What the exercise asks →
Reproduce the listing that follows word for word, without its pictures.

- - -

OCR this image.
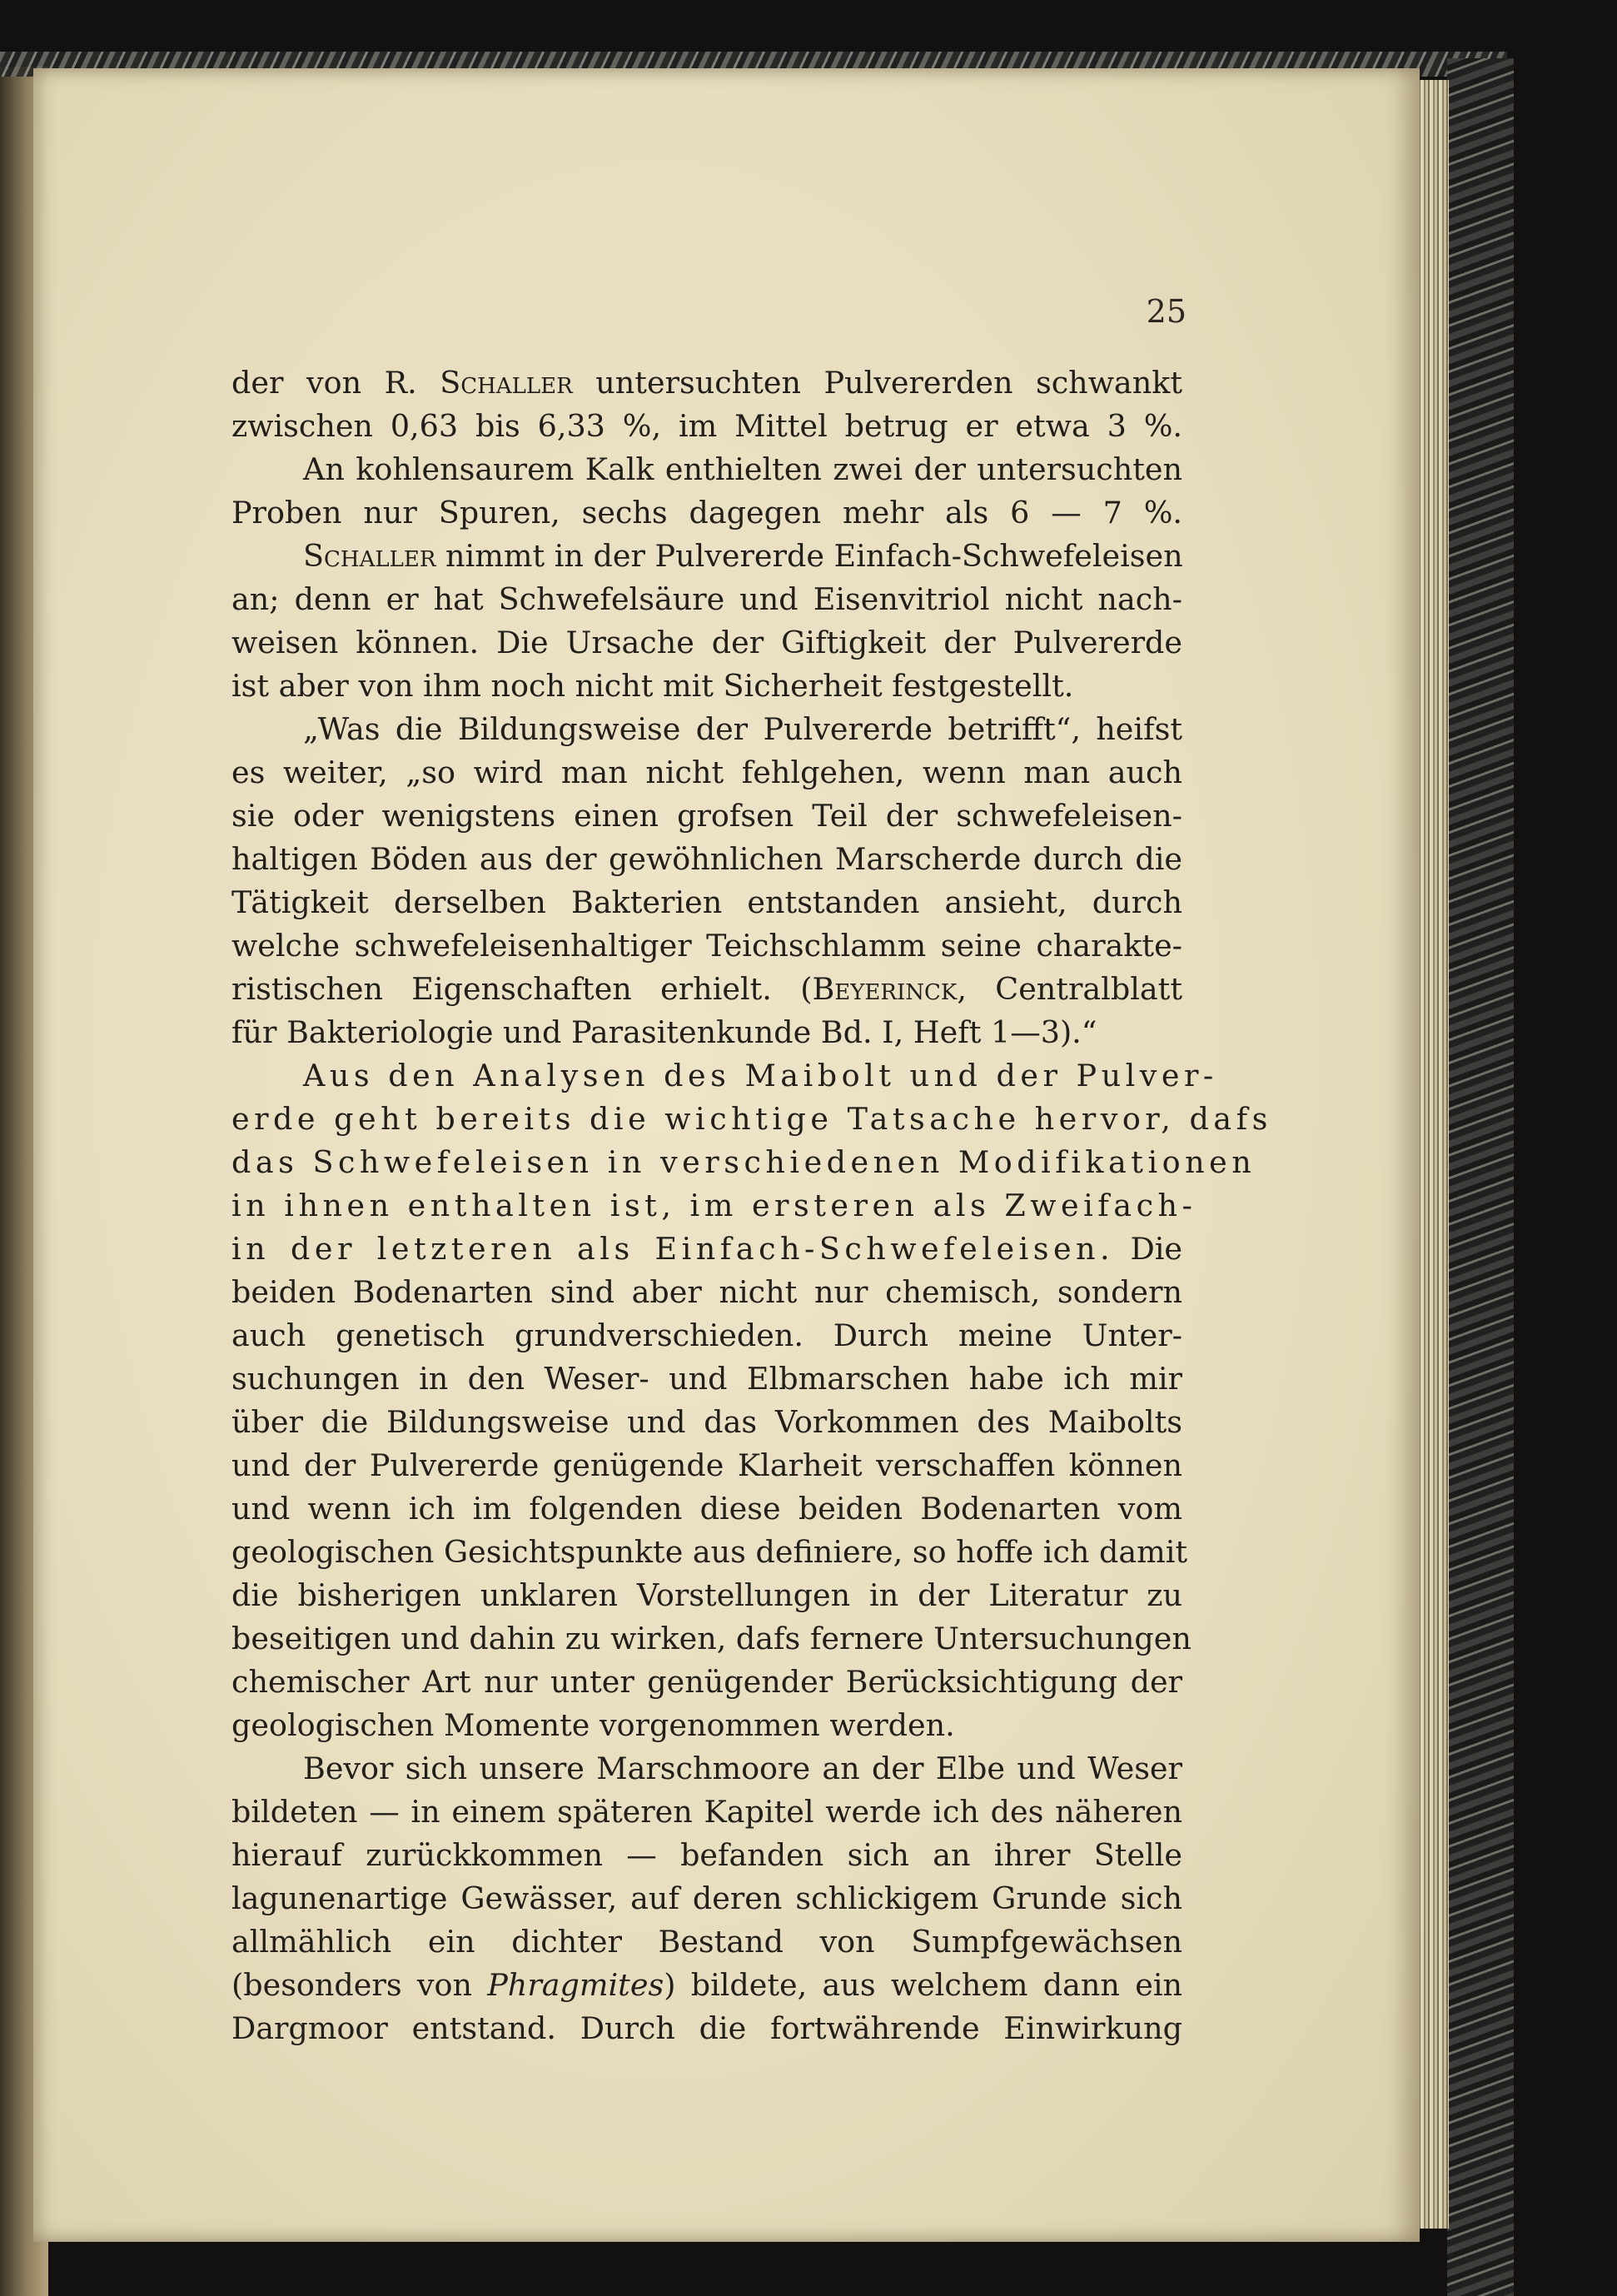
25
der von R. Schaller untersuchten Pulvererden schwankt
zwischen 0,63 bis 6,33 %, im Mittel betrug er etwa 3 %.
An kohlensaurem Kalk enthielten zwei der untersuchten
Proben nur Spuren, sechs dagegen mehr als 6 — 7 %.
Schaller nimmt in der Pulvererde Einfach-Schwefeleisen
an; denn er hat Schwefelsäure und Eisenvitriol nicht nach-
weisen können. Die Ursache der Giftigkeit der Pulvererde
ist aber von ihm noch nicht mit Sicherheit festgestellt.
„Was die Bildungsweise der Pulvererde betrifft“, heifst
es weiter, „so wird man nicht fehlgehen, wenn man auch
sie oder wenigstens einen grofsen Teil der schwefeleisen-
haltigen Böden aus der gewöhnlichen Marscherde durch die
Tätigkeit derselben Bakterien entstanden ansieht, durch
welche schwefeleisenhaltiger Teichschlamm seine charakte-
ristischen Eigenschaften erhielt. (Beyerinck, Centralblatt
für Bakteriologie und Parasitenkunde Bd. I, Heft 1—3).“
Aus den Analysen des Maibolt und der Pulver-
erde geht bereits die wichtige Tatsache hervor, dafs
das Schwefeleisen in verschiedenen Modifikationen
in ihnen enthalten ist, im ersteren als Zweifach-
in der letzteren als Einfach-Schwefeleisen. Die
beiden Bodenarten sind aber nicht nur chemisch, sondern
auch genetisch grundverschieden. Durch meine Unter-
suchungen in den Weser- und Elbmarschen habe ich mir
über die Bildungsweise und das Vorkommen des Maibolts
und der Pulvererde genügende Klarheit verschaffen können
und wenn ich im folgenden diese beiden Bodenarten vom
geologischen Gesichtspunkte aus definiere, so hoffe ich damit
die bisherigen unklaren Vorstellungen in der Literatur zu
beseitigen und dahin zu wirken, dafs fernere Untersuchungen
chemischer Art nur unter genügender Berücksichtigung der
geologischen Momente vorgenommen werden.
Bevor sich unsere Marschmoore an der Elbe und Weser
bildeten — in einem späteren Kapitel werde ich des näheren
hierauf zurückkommen — befanden sich an ihrer Stelle
lagunenartige Gewässer, auf deren schlickigem Grunde sich
allmählich ein dichter Bestand von Sumpfgewächsen
(besonders von Phragmites) bildete, aus welchem dann ein
Dargmoor entstand. Durch die fortwährende Einwirkung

- - -

Answer box →
OCR this image.
25
der von R. Schaller untersuchten Pulvererden schwankt
zwischen 0,63 bis 6,33 %, im Mittel betrug er etwa 3 %.
An kohlensaurem Kalk enthielten zwei der untersuchten
Proben nur Spuren, sechs dagegen mehr als 6 — 7 %.
Schaller nimmt in der Pulvererde Einfach-Schwefeleisen
an; denn er hat Schwefelsäure und Eisenvitriol nicht nach-
weisen können. Die Ursache der Giftigkeit der Pulvererde
ist aber von ihm noch nicht mit Sicherheit festgestellt.
„Was die Bildungsweise der Pulvererde betrifft“, heifst
es weiter, „so wird man nicht fehlgehen, wenn man auch
sie oder wenigstens einen grofsen Teil der schwefeleisen-
haltigen Böden aus der gewöhnlichen Marscherde durch die
Tätigkeit derselben Bakterien entstanden ansieht, durch
welche schwefeleisenhaltiger Teichschlamm seine charakte-
ristischen Eigenschaften erhielt. (Beyerinck, Centralblatt
für Bakteriologie und Parasitenkunde Bd. I, Heft 1—3).“
Aus den Analysen des Maibolt und der Pulver-
erde geht bereits die wichtige Tatsache hervor, dafs
das Schwefeleisen in verschiedenen Modifikationen
in ihnen enthalten ist, im ersteren als Zweifach-
in der letzteren als Einfach-Schwefeleisen. Die
beiden Bodenarten sind aber nicht nur chemisch, sondern
auch genetisch grundverschieden. Durch meine Unter-
suchungen in den Weser- und Elbmarschen habe ich mir
über die Bildungsweise und das Vorkommen des Maibolts
und der Pulvererde genügende Klarheit verschaffen können
und wenn ich im folgenden diese beiden Bodenarten vom
geologischen Gesichtspunkte aus definiere, so hoffe ich damit
die bisherigen unklaren Vorstellungen in der Literatur zu
beseitigen und dahin zu wirken, dafs fernere Untersuchungen
chemischer Art nur unter genügender Berücksichtigung der
geologischen Momente vorgenommen werden.
Bevor sich unsere Marschmoore an der Elbe und Weser
bildeten — in einem späteren Kapitel werde ich des näheren
hierauf zurückkommen — befanden sich an ihrer Stelle
lagunenartige Gewässer, auf deren schlickigem Grunde sich
allmählich ein dichter Bestand von Sumpfgewächsen
(besonders von Phragmites) bildete, aus welchem dann ein
Dargmoor entstand. Durch die fortwährende Einwirkung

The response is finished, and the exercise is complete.